• [Reading passage]
◇ ◇ ◇

# Sendmail DNS issue



## erikf154 (Apr 22, 2009)

If I send mail from the prompt using the mail command sending mail works great. But when I try to send mail from a python script the mail doesn't get sent, it's just stuck in the queue:

```
beaver@rocks001 ~# mailq
                /var/spool/mqueue (1 request)
-----Q-ID----- --Size-- -----Q-Time----- ------------Sender/Recipient-----------
n3MDYKjb000845     3231 Wed Apr 22 15:34 <admin@rocks001>
                 (Deferred: Name server: mail.XXXXX.no.: host name lookup failur)
```
The python script looks like this:

```
msg = MIMEText(mail)
msg['Subject'] = 'Packages'
msg['From'] = fromaddr
msg['To'] = toaddrs
msg['Content-Type'] = 'text/html'
server = smtplib.SMTP('localhost')
server.sendmail(fromaddr, toaddrs, msg.as_string())
server.quit()
```


----------



## SirDice (Apr 22, 2009)

Check if resolving works correctly and you're able to get the MX record for that domain: *dig some.domain.com MX*


----------



## erikf154 (Apr 23, 2009)

Yup, it resolves correctly


----------

◇ ◇ ◇

• [What to produce]
Update the Sendmail DNS thread starting with "## SirDice (Apr" and going on through "(Apr 23, 2009)", replacing "resolving" with "DNS lookup".

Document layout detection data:
◇ ◇ ◇

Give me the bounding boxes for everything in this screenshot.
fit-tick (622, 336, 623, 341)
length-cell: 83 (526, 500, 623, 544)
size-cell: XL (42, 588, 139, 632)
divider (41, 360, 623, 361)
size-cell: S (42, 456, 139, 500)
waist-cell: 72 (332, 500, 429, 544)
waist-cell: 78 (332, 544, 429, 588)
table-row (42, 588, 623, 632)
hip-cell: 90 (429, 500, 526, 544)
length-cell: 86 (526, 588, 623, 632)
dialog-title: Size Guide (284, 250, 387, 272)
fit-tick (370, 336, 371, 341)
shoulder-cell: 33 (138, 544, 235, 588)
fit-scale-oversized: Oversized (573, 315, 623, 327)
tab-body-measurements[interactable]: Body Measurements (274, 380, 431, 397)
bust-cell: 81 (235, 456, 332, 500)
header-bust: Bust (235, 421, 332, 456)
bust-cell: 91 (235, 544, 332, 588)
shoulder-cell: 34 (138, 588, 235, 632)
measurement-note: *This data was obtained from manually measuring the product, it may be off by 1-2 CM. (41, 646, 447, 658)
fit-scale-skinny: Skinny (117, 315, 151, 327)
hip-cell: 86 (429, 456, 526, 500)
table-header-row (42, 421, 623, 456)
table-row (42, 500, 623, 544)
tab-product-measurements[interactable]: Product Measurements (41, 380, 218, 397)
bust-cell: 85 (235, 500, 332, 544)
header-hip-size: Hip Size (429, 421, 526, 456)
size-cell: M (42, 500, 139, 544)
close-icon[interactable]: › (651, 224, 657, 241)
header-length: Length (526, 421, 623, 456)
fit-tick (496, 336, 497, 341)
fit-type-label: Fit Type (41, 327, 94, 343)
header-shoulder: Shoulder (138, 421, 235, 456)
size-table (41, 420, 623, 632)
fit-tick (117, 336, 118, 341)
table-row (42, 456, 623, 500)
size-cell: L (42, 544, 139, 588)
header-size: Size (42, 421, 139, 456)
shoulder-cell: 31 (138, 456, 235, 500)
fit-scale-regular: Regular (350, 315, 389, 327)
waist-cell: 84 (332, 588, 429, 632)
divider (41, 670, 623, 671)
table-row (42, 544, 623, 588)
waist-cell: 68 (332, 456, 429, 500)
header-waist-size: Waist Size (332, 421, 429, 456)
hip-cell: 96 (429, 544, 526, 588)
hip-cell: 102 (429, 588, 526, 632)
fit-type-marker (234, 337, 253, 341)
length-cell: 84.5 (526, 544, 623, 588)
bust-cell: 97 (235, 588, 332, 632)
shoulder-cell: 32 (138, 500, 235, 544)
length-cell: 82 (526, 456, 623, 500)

◇ ◇ ◇

• [Written answer]
## SirDice (Apr 22, 2009)

Check if DNS lookup works correctly and you're able to get the MX record for that domain: *dig some.domain.com MX*


----------



## erikf154 (Apr 23, 2009)